-- Source material start --

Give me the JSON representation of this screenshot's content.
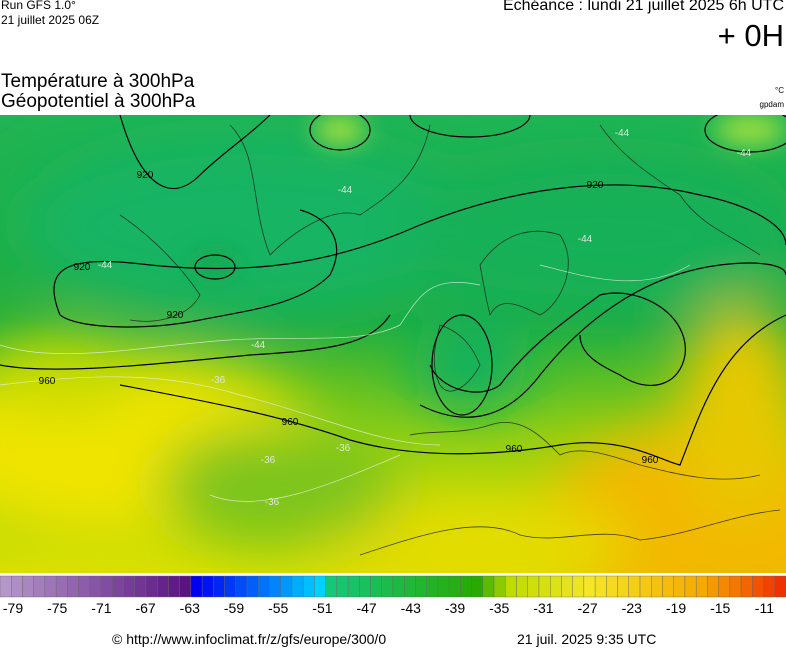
{
  "header": {
    "run": "Run GFS 1.0°",
    "run_date": "21 juillet 2025 06Z",
    "forecast": "Echéance : lundi 21 juillet 2025 6h UTC",
    "lead": "+ 0H",
    "title_temperature": "Température à 300hPa",
    "title_geopotential": "Géopotentiel à 300hPa",
    "unit_temperature": "°C",
    "unit_geopotential": "gpdam"
  },
  "map": {
    "geopotential_labels": [
      920,
      920,
      920,
      920,
      960,
      960,
      960,
      960
    ],
    "temperature_labels": [
      -44,
      -44,
      -44,
      -44,
      -44,
      -44,
      -36,
      -36,
      -36,
      -36
    ]
  },
  "colorbar": {
    "labels": [
      -79,
      -75,
      -71,
      -67,
      -63,
      -59,
      -55,
      -51,
      -47,
      -43,
      -39,
      -35,
      -31,
      -27,
      -23,
      -19,
      -15,
      -11
    ]
  },
  "footer": {
    "url": "© http://www.infoclimat.fr/z/gfs/europe/300/0",
    "timestamp": "21 juil. 2025  9:35 UTC"
  }
}
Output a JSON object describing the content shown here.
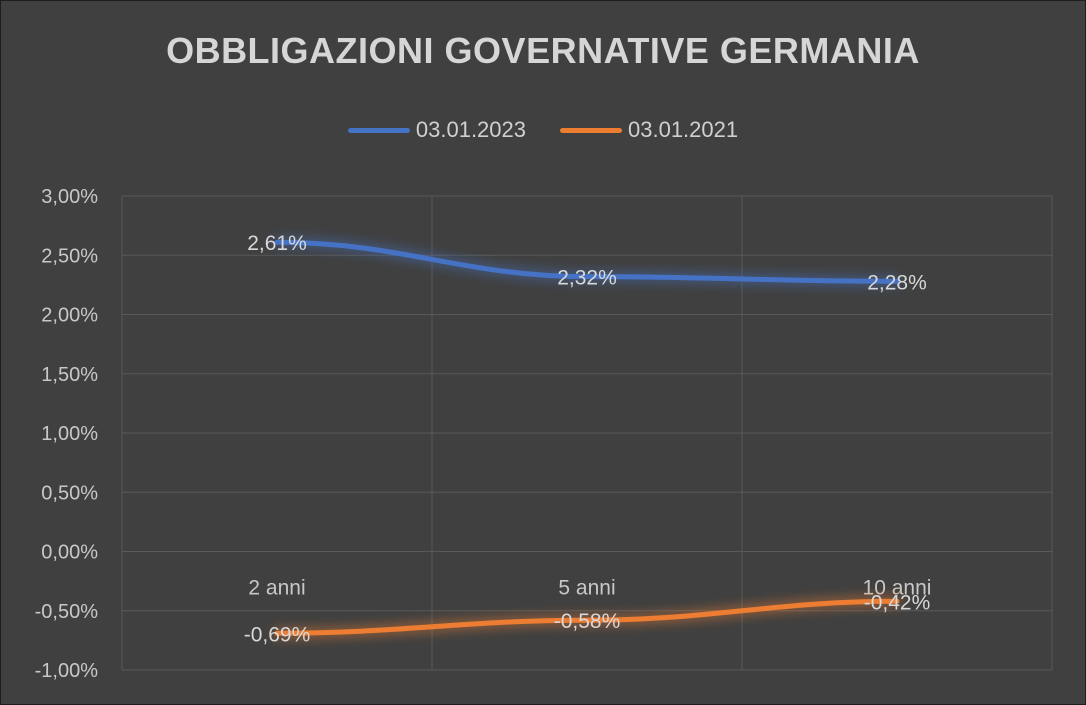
{
  "chart_data": {
    "type": "line",
    "title": "OBBLIGAZIONI GOVERNATIVE GERMANIA",
    "categories": [
      "2 anni",
      "5 anni",
      "10 anni"
    ],
    "series": [
      {
        "name": "03.01.2023",
        "values": [
          2.61,
          2.32,
          2.28
        ],
        "labels": [
          "2,61%",
          "2,32%",
          "2,28%"
        ],
        "color": "#4472c4"
      },
      {
        "name": "03.01.2021",
        "values": [
          -0.69,
          -0.58,
          -0.42
        ],
        "labels": [
          "-0,69%",
          "-0,58%",
          "-0,42%"
        ],
        "color": "#ed7d31"
      }
    ],
    "ylim": [
      -1.0,
      3.0
    ],
    "yticks": [
      3.0,
      2.5,
      2.0,
      1.5,
      1.0,
      0.5,
      0.0,
      -0.5,
      -1.0
    ],
    "ytick_labels": [
      "3,00%",
      "2,50%",
      "2,00%",
      "1,50%",
      "1,00%",
      "0,50%",
      "0,00%",
      "-0,50%",
      "-1,00%"
    ],
    "legend_position": "top",
    "grid": true,
    "background": "#404040",
    "gridline_color": "#595959"
  }
}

-- Source material end --

Transcribe the whole listing exactly. Pictures stay out of your copy.

Exercise output
Give me the JSON representation of this screenshot's content.
{
  "header": {
    "run": "Run GFS 1.0°",
    "run_date": "21 juillet 2025 06Z",
    "forecast": "Echéance : lundi 21 juillet 2025 6h UTC",
    "lead": "+ 0H",
    "title_temperature": "Température à 300hPa",
    "title_geopotential": "Géopotentiel à 300hPa",
    "unit_temperature": "°C",
    "unit_geopotential": "gpdam"
  },
  "map": {
    "geopotential_labels": [
      920,
      920,
      920,
      920,
      960,
      960,
      960,
      960
    ],
    "temperature_labels": [
      -44,
      -44,
      -44,
      -44,
      -44,
      -44,
      -36,
      -36,
      -36,
      -36
    ]
  },
  "colorbar": {
    "labels": [
      -79,
      -75,
      -71,
      -67,
      -63,
      -59,
      -55,
      -51,
      -47,
      -43,
      -39,
      -35,
      -31,
      -27,
      -23,
      -19,
      -15,
      -11
    ]
  },
  "footer": {
    "url": "© http://www.infoclimat.fr/z/gfs/europe/300/0",
    "timestamp": "21 juil. 2025  9:35 UTC"
  }
}
Output a JSON object describing the content shown here.
{
  "chart_data": {
    "type": "line",
    "title": "OBBLIGAZIONI GOVERNATIVE GERMANIA",
    "categories": [
      "2 anni",
      "5 anni",
      "10 anni"
    ],
    "series": [
      {
        "name": "03.01.2023",
        "values": [
          2.61,
          2.32,
          2.28
        ],
        "labels": [
          "2,61%",
          "2,32%",
          "2,28%"
        ],
        "color": "#4472c4"
      },
      {
        "name": "03.01.2021",
        "values": [
          -0.69,
          -0.58,
          -0.42
        ],
        "labels": [
          "-0,69%",
          "-0,58%",
          "-0,42%"
        ],
        "color": "#ed7d31"
      }
    ],
    "ylim": [
      -1.0,
      3.0
    ],
    "yticks": [
      3.0,
      2.5,
      2.0,
      1.5,
      1.0,
      0.5,
      0.0,
      -0.5,
      -1.0
    ],
    "ytick_labels": [
      "3,00%",
      "2,50%",
      "2,00%",
      "1,50%",
      "1,00%",
      "0,50%",
      "0,00%",
      "-0,50%",
      "-1,00%"
    ],
    "legend_position": "top",
    "grid": true,
    "background": "#404040",
    "gridline_color": "#595959"
  }
}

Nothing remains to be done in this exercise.